### Entries provided
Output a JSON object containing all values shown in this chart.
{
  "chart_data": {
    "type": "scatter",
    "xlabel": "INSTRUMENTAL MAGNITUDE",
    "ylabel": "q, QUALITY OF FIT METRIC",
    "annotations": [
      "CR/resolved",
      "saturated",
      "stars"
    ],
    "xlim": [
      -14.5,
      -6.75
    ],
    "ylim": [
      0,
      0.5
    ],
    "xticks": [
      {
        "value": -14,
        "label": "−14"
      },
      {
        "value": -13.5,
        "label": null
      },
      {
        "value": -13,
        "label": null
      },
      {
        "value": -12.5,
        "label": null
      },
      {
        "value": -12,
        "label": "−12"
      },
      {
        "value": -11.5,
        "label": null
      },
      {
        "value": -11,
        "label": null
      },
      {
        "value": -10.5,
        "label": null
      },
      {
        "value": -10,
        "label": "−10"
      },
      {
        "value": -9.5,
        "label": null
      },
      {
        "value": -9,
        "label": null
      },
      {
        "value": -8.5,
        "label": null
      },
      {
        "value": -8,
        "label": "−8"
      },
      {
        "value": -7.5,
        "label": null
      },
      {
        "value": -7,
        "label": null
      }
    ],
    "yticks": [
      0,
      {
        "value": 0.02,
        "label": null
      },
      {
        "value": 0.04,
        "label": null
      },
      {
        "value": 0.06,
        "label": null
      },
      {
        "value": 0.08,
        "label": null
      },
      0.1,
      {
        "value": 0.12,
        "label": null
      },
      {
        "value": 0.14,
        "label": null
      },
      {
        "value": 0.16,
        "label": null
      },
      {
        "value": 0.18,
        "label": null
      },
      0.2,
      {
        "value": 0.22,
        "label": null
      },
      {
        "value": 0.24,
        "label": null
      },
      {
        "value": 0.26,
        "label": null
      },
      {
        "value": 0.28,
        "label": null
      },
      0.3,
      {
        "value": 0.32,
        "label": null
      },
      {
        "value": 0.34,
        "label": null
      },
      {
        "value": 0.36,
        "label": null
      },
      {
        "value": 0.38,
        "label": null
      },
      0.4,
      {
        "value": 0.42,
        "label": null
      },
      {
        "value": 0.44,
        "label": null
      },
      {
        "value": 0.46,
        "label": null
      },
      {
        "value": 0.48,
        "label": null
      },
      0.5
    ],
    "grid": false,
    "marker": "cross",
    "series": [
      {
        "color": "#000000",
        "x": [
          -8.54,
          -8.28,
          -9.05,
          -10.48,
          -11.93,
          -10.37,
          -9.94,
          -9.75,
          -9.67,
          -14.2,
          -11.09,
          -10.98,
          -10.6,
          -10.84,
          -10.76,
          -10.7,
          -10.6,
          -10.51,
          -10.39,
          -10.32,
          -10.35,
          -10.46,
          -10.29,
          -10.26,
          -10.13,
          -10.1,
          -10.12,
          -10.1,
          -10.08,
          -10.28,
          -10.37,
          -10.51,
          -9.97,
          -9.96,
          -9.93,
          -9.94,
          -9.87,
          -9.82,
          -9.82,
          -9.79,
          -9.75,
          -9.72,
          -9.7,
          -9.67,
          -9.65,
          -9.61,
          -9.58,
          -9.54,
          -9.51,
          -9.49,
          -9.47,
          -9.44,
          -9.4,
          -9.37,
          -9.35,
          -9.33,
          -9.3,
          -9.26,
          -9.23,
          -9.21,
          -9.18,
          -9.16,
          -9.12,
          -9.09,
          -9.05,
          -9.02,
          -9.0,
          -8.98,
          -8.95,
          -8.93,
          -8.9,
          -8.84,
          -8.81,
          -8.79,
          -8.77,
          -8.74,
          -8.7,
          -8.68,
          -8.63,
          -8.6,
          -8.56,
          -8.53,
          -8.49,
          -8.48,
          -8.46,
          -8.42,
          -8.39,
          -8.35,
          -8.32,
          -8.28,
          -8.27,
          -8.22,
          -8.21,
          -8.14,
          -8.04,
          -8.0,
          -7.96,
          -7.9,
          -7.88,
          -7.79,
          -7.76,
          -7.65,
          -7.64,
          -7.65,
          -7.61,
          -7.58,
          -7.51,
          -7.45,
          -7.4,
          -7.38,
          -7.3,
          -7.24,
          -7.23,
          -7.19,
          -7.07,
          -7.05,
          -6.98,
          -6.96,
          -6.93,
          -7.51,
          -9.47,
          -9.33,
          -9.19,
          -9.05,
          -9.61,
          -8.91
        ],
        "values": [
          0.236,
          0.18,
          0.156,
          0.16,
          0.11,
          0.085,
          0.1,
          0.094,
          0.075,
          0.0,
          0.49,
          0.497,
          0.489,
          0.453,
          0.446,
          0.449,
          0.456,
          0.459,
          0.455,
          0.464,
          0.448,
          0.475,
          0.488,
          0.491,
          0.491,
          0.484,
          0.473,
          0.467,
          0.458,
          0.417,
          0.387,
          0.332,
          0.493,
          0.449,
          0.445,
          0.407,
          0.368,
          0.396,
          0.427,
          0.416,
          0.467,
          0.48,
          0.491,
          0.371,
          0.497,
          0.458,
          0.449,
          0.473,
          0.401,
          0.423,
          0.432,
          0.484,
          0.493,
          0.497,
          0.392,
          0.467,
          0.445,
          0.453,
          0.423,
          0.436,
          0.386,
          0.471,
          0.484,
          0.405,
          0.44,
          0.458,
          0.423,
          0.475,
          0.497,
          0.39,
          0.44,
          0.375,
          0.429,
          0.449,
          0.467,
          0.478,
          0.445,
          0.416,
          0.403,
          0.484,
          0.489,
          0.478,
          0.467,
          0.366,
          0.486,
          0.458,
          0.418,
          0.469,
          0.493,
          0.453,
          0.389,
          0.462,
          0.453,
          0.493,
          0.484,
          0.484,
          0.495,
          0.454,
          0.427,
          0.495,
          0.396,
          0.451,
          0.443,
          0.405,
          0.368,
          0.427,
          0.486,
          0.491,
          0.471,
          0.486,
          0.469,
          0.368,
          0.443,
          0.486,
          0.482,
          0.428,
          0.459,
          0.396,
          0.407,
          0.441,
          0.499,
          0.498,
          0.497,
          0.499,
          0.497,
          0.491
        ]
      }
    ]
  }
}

### Short problem
Copy out every line of the data that includes the word "values".

### Solution
Output a JSON object containing all values shown in this chart.
        "values": [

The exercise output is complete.